→ EXERCISE BRIEF:
All of the material below is to be retyped exactly.

→ RECORDS FOR PROCESSING:
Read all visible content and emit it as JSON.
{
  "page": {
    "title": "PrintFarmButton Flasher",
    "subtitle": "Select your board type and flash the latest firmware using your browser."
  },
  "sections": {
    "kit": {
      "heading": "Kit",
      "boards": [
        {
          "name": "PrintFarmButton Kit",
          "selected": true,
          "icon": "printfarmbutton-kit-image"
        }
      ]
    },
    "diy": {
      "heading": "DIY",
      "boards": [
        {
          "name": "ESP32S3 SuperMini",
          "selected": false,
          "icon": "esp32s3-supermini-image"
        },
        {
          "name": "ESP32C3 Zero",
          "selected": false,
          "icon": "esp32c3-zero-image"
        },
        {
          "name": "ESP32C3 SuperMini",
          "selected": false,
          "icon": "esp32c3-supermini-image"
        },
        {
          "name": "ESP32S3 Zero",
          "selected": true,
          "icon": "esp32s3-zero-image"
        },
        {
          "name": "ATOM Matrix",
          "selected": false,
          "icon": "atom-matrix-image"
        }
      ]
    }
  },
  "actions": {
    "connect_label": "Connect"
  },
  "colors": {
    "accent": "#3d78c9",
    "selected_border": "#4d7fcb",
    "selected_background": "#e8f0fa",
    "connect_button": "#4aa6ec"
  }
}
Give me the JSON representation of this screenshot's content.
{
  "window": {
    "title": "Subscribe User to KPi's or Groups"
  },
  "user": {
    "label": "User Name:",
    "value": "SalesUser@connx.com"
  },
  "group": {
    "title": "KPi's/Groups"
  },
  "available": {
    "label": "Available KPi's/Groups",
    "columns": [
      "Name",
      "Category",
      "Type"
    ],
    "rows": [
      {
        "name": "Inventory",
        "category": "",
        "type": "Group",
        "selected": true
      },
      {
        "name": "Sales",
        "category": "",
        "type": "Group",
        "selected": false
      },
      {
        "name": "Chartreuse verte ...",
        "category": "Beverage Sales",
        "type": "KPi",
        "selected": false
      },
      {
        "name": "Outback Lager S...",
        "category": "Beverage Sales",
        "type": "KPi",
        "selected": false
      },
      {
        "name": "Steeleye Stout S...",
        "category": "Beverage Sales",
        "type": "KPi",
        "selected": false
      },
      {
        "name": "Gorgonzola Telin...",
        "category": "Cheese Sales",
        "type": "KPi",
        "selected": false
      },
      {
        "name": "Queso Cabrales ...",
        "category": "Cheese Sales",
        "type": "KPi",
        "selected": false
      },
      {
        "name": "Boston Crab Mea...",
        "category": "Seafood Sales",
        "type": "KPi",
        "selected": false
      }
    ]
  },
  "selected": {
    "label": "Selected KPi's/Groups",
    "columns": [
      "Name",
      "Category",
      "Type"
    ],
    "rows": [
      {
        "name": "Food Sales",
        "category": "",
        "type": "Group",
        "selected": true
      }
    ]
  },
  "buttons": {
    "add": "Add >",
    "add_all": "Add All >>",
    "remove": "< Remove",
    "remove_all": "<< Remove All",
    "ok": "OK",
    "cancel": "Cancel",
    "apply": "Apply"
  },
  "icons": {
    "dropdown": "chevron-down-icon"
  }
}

→ OUTPUT:
Read all visible content and emit it as JSON.
{
  "page": {
    "title": "PrintFarmButton Flasher",
    "subtitle": "Select your board type and flash the latest firmware using your browser."
  },
  "sections": {
    "kit": {
      "heading": "Kit",
      "boards": [
        {
          "name": "PrintFarmButton Kit",
          "selected": true,
          "icon": "printfarmbutton-kit-image"
        }
      ]
    },
    "diy": {
      "heading": "DIY",
      "boards": [
        {
          "name": "ESP32S3 SuperMini",
          "selected": false,
          "icon": "esp32s3-supermini-image"
        },
        {
          "name": "ESP32C3 Zero",
          "selected": false,
          "icon": "esp32c3-zero-image"
        },
        {
          "name": "ESP32C3 SuperMini",
          "selected": false,
          "icon": "esp32c3-supermini-image"
        },
        {
          "name": "ESP32S3 Zero",
          "selected": true,
          "icon": "esp32s3-zero-image"
        },
        {
          "name": "ATOM Matrix",
          "selected": false,
          "icon": "atom-matrix-image"
        }
      ]
    }
  },
  "actions": {
    "connect_label": "Connect"
  },
  "colors": {
    "accent": "#3d78c9",
    "selected_border": "#4d7fcb",
    "selected_background": "#e8f0fa",
    "connect_button": "#4aa6ec"
  }
}
Give me the JSON representation of this screenshot's content.
{
  "window": {
    "title": "Subscribe User to KPi's or Groups"
  },
  "user": {
    "label": "User Name:",
    "value": "SalesUser@connx.com"
  },
  "group": {
    "title": "KPi's/Groups"
  },
  "available": {
    "label": "Available KPi's/Groups",
    "columns": [
      "Name",
      "Category",
      "Type"
    ],
    "rows": [
      {
        "name": "Inventory",
        "category": "",
        "type": "Group",
        "selected": true
      },
      {
        "name": "Sales",
        "category": "",
        "type": "Group",
        "selected": false
      },
      {
        "name": "Chartreuse verte ...",
        "category": "Beverage Sales",
        "type": "KPi",
        "selected": false
      },
      {
        "name": "Outback Lager S...",
        "category": "Beverage Sales",
        "type": "KPi",
        "selected": false
      },
      {
        "name": "Steeleye Stout S...",
        "category": "Beverage Sales",
        "type": "KPi",
        "selected": false
      },
      {
        "name": "Gorgonzola Telin...",
        "category": "Cheese Sales",
        "type": "KPi",
        "selected": false
      },
      {
        "name": "Queso Cabrales ...",
        "category": "Cheese Sales",
        "type": "KPi",
        "selected": false
      },
      {
        "name": "Boston Crab Mea...",
        "category": "Seafood Sales",
        "type": "KPi",
        "selected": false
      }
    ]
  },
  "selected": {
    "label": "Selected KPi's/Groups",
    "columns": [
      "Name",
      "Category",
      "Type"
    ],
    "rows": [
      {
        "name": "Food Sales",
        "category": "",
        "type": "Group",
        "selected": true
      }
    ]
  },
  "buttons": {
    "add": "Add >",
    "add_all": "Add All >>",
    "remove": "< Remove",
    "remove_all": "<< Remove All",
    "ok": "OK",
    "cancel": "Cancel",
    "apply": "Apply"
  },
  "icons": {
    "dropdown": "chevron-down-icon"
  }
}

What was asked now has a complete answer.